**Material for this task**

************

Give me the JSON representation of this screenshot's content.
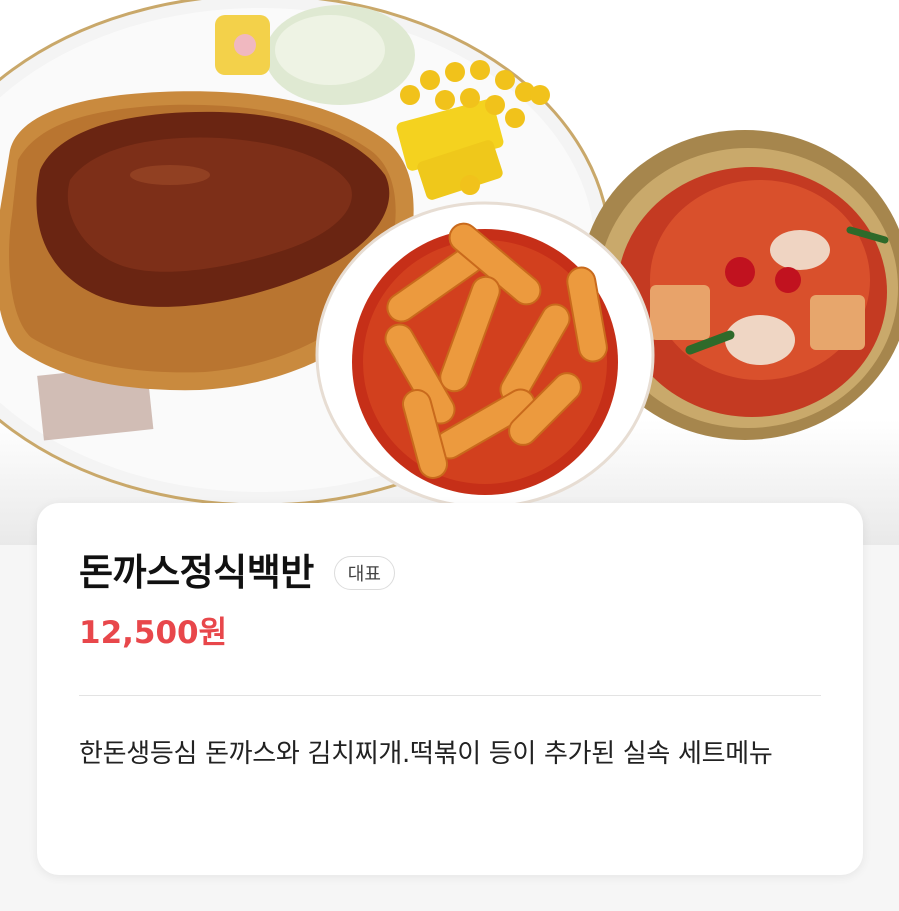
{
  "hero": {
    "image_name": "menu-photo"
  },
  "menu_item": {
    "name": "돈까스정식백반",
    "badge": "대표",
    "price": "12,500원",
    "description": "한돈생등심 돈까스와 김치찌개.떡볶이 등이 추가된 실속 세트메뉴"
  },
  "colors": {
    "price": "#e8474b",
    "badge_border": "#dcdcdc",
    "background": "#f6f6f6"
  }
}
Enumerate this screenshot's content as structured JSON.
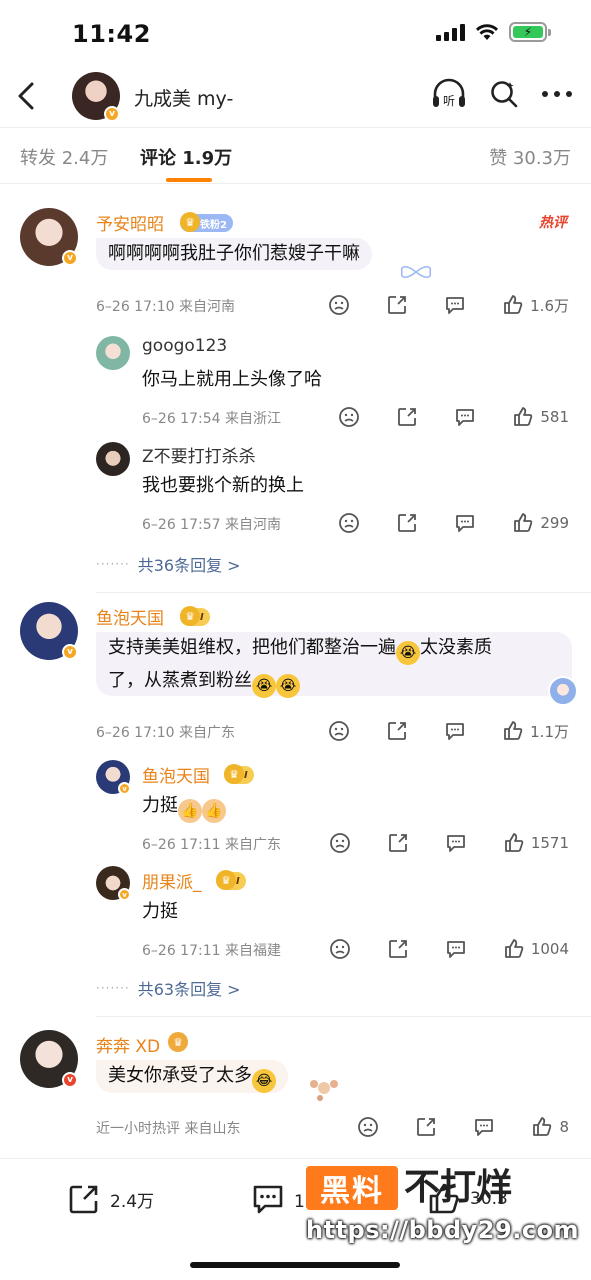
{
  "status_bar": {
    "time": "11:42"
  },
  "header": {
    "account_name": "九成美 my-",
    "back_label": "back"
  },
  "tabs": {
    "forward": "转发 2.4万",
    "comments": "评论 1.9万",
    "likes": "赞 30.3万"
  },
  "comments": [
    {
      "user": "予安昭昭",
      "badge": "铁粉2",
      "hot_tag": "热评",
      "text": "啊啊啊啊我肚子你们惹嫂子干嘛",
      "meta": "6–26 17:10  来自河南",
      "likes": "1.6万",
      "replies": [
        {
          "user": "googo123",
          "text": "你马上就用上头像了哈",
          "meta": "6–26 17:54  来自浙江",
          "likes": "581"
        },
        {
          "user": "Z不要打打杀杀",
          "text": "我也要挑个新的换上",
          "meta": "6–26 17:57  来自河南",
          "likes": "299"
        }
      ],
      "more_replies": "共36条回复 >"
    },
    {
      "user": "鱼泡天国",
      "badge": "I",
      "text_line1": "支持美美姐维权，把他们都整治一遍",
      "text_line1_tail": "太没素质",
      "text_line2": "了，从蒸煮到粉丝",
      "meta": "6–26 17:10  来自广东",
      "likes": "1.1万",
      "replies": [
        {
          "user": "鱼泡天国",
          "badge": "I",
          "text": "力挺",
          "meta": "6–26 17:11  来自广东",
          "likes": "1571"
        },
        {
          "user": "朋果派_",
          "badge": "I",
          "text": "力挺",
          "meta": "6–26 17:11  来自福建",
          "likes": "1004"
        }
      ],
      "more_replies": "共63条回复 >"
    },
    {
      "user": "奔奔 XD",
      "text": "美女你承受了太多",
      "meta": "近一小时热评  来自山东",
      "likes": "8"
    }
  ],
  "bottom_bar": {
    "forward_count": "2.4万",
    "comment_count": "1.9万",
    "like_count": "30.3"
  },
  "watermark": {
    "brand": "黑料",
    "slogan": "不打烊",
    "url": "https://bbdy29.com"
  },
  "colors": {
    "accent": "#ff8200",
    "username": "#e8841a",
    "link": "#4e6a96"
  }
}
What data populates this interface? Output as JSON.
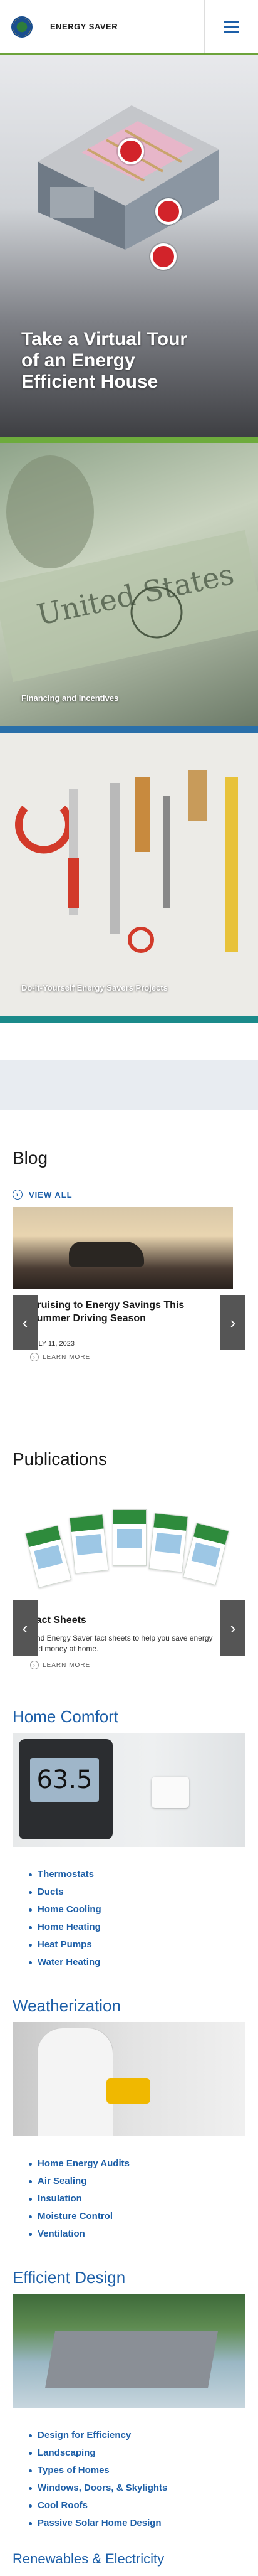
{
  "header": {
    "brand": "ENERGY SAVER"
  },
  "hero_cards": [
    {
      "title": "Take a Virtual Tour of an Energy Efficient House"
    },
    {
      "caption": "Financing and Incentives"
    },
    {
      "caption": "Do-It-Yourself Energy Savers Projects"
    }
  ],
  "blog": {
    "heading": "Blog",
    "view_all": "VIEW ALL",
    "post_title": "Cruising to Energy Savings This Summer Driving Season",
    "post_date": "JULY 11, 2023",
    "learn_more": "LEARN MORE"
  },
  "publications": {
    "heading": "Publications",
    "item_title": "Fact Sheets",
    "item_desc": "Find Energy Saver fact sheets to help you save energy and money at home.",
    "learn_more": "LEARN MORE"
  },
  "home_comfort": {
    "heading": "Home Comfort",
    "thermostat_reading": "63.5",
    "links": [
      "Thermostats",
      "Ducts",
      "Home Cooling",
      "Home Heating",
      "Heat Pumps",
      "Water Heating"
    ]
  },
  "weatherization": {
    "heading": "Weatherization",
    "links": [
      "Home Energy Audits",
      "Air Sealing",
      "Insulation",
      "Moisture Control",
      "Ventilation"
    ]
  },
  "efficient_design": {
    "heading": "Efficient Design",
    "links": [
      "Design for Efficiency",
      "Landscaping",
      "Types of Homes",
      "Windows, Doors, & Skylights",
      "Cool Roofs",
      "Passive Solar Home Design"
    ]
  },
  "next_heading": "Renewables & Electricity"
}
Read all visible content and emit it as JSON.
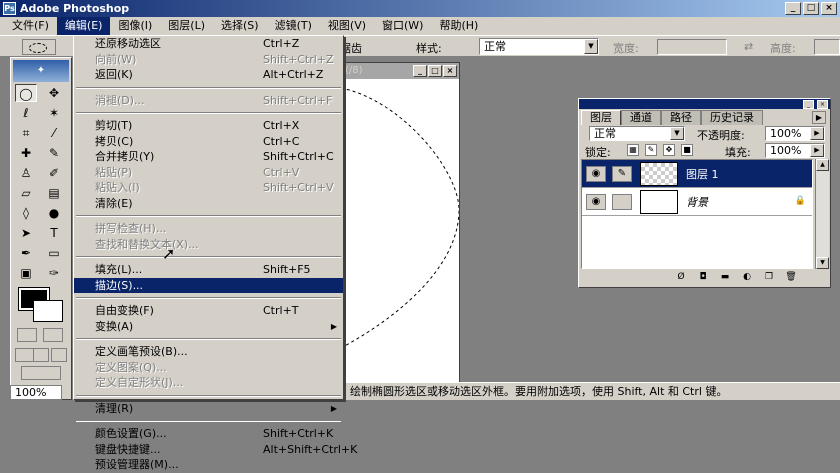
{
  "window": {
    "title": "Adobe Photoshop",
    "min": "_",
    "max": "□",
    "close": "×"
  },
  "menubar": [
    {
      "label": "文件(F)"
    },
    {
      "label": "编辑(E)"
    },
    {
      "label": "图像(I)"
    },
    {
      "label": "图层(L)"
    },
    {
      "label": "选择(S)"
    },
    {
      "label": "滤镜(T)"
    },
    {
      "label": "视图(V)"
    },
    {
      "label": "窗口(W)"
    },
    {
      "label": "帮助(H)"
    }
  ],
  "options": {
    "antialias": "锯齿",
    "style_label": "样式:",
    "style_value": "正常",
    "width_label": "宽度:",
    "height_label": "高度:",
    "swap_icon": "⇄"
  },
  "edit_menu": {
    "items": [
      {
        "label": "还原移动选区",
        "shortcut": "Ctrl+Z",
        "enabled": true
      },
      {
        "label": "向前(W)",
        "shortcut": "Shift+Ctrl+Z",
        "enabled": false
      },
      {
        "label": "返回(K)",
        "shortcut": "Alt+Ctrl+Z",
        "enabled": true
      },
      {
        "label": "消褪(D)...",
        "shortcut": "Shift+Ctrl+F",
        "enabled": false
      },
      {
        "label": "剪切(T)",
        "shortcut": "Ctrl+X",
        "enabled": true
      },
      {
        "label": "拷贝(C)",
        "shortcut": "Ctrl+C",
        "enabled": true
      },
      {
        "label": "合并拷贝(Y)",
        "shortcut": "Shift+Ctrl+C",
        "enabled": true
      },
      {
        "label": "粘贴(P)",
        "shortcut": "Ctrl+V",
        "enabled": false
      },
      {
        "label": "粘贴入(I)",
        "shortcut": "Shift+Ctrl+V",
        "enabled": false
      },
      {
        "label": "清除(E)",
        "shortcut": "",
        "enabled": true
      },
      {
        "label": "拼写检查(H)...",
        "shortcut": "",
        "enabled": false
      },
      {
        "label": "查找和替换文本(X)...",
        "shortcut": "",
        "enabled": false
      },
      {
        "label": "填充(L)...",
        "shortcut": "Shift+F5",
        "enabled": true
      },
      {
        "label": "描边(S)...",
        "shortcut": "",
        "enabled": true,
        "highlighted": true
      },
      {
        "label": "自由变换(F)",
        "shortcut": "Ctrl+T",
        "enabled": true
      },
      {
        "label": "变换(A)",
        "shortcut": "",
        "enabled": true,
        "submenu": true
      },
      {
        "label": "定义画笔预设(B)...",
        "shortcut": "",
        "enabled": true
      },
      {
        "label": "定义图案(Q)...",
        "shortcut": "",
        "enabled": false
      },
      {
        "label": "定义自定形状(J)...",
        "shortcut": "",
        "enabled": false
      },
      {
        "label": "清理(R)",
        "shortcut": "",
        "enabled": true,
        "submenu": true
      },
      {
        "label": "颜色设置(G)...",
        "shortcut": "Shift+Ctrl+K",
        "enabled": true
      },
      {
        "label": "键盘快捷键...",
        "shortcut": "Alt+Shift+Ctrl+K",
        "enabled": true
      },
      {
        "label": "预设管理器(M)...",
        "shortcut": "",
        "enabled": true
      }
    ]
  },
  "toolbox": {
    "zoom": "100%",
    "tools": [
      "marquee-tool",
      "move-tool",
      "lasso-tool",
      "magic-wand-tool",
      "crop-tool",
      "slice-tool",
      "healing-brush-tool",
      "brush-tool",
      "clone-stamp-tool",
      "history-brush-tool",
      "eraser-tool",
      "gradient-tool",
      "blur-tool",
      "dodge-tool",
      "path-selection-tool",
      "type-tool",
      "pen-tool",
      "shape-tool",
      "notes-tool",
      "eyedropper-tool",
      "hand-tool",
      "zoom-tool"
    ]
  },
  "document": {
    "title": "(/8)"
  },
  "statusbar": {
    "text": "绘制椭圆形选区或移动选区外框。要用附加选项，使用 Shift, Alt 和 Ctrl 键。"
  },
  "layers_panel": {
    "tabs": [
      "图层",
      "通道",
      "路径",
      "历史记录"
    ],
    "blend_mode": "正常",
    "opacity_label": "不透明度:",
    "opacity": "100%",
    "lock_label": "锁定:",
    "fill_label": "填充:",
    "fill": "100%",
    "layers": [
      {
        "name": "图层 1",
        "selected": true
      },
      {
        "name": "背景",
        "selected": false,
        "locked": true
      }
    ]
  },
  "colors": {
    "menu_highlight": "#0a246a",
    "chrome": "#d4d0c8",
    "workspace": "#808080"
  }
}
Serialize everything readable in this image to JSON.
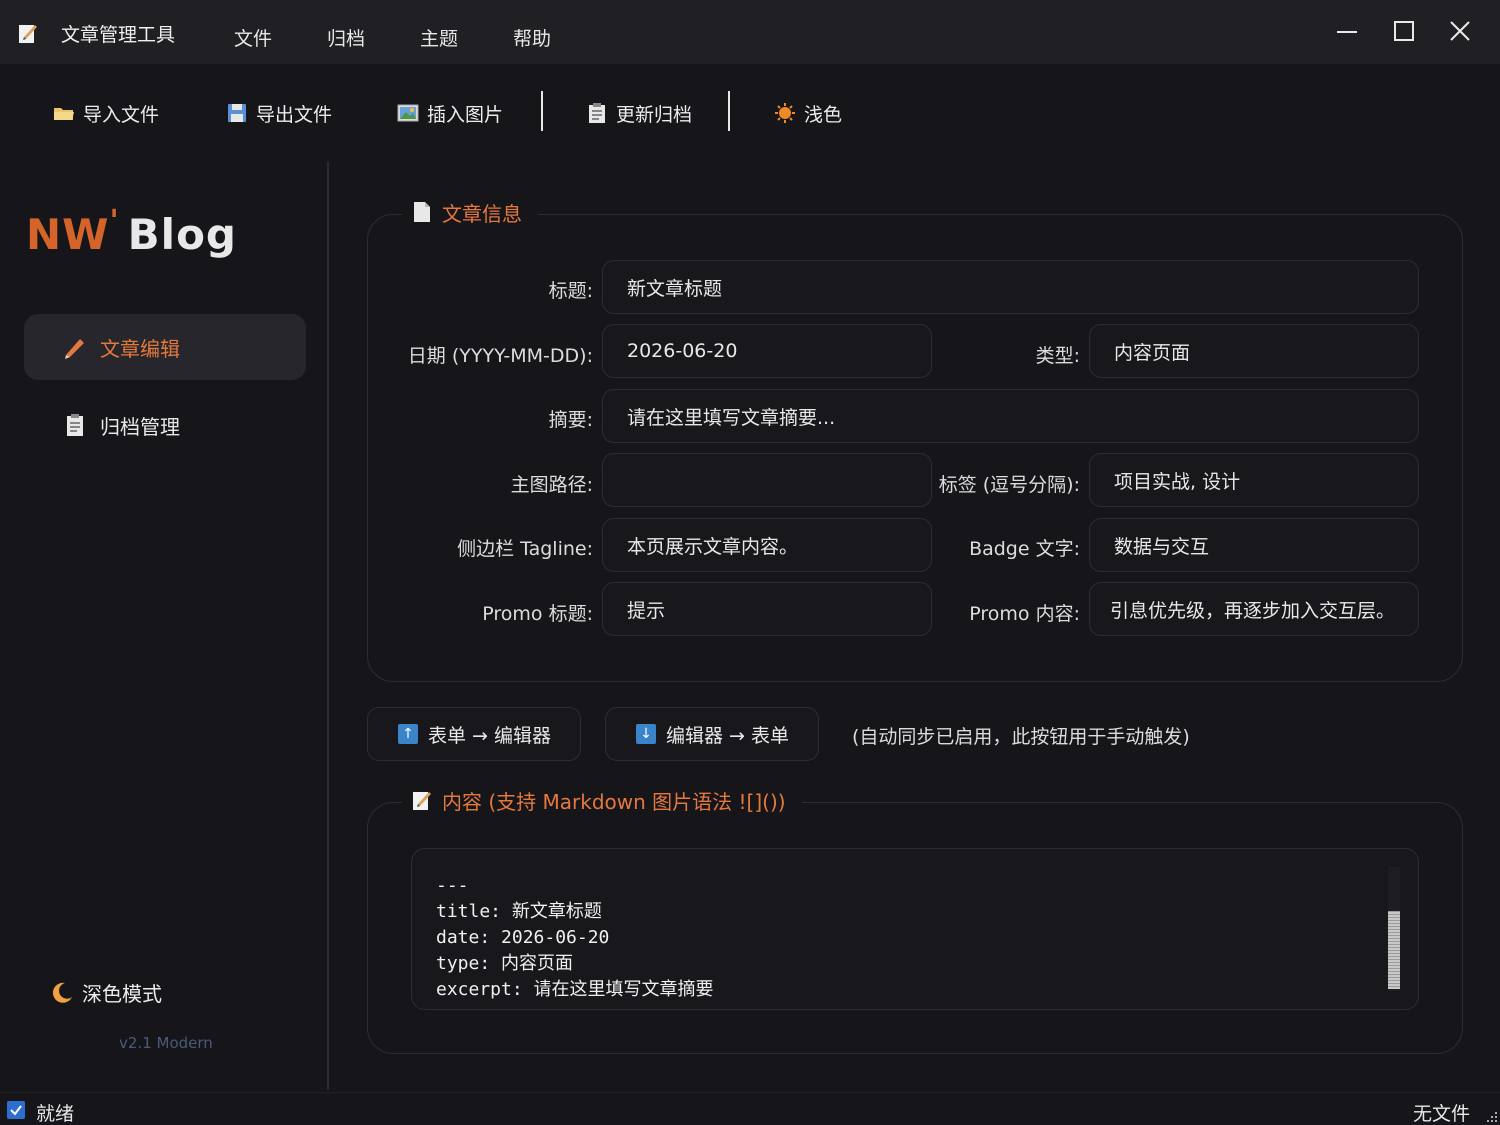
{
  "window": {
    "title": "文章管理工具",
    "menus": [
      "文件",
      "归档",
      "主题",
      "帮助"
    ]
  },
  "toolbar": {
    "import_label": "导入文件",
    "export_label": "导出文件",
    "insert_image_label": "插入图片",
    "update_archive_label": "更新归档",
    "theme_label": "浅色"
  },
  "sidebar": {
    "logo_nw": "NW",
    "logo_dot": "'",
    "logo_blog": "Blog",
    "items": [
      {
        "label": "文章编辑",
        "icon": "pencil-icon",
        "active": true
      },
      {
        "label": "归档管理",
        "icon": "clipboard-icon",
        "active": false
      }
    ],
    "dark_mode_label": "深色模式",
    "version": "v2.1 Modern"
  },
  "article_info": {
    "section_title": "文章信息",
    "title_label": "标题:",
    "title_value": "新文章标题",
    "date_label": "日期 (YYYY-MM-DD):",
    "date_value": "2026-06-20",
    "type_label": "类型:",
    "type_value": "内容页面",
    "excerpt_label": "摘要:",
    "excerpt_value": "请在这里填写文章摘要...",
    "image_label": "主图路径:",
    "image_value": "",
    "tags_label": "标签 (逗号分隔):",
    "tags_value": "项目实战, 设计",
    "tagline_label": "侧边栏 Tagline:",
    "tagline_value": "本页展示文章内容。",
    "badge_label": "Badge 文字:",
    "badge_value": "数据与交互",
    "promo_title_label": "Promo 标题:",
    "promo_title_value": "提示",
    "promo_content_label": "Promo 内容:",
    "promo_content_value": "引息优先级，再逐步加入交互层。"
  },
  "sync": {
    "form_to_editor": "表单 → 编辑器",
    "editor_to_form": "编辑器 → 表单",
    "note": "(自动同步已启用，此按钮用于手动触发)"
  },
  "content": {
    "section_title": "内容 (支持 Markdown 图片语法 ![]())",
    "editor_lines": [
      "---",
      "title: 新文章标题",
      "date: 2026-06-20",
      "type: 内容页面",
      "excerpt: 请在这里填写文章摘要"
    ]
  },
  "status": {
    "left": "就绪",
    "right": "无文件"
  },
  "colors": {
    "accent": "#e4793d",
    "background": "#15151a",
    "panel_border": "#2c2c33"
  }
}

************

Output only the lines from the one that contains "Serialize everything readable" to the end of the entries above, both end lines included, and drop the pictures.

Serialize everything readable in this image to JSON.
{
  "window": {
    "title": "文章管理工具",
    "menus": [
      "文件",
      "归档",
      "主题",
      "帮助"
    ]
  },
  "toolbar": {
    "import_label": "导入文件",
    "export_label": "导出文件",
    "insert_image_label": "插入图片",
    "update_archive_label": "更新归档",
    "theme_label": "浅色"
  },
  "sidebar": {
    "logo_nw": "NW",
    "logo_dot": "'",
    "logo_blog": "Blog",
    "items": [
      {
        "label": "文章编辑",
        "icon": "pencil-icon",
        "active": true
      },
      {
        "label": "归档管理",
        "icon": "clipboard-icon",
        "active": false
      }
    ],
    "dark_mode_label": "深色模式",
    "version": "v2.1 Modern"
  },
  "article_info": {
    "section_title": "文章信息",
    "title_label": "标题:",
    "title_value": "新文章标题",
    "date_label": "日期 (YYYY-MM-DD):",
    "date_value": "2026-06-20",
    "type_label": "类型:",
    "type_value": "内容页面",
    "excerpt_label": "摘要:",
    "excerpt_value": "请在这里填写文章摘要...",
    "image_label": "主图路径:",
    "image_value": "",
    "tags_label": "标签 (逗号分隔):",
    "tags_value": "项目实战, 设计",
    "tagline_label": "侧边栏 Tagline:",
    "tagline_value": "本页展示文章内容。",
    "badge_label": "Badge 文字:",
    "badge_value": "数据与交互",
    "promo_title_label": "Promo 标题:",
    "promo_title_value": "提示",
    "promo_content_label": "Promo 内容:",
    "promo_content_value": "引息优先级，再逐步加入交互层。"
  },
  "sync": {
    "form_to_editor": "表单 → 编辑器",
    "editor_to_form": "编辑器 → 表单",
    "note": "(自动同步已启用，此按钮用于手动触发)"
  },
  "content": {
    "section_title": "内容 (支持 Markdown 图片语法 ![]())",
    "editor_lines": [
      "---",
      "title: 新文章标题",
      "date: 2026-06-20",
      "type: 内容页面",
      "excerpt: 请在这里填写文章摘要"
    ]
  },
  "status": {
    "left": "就绪",
    "right": "无文件"
  },
  "colors": {
    "accent": "#e4793d",
    "background": "#15151a",
    "panel_border": "#2c2c33"
  }
}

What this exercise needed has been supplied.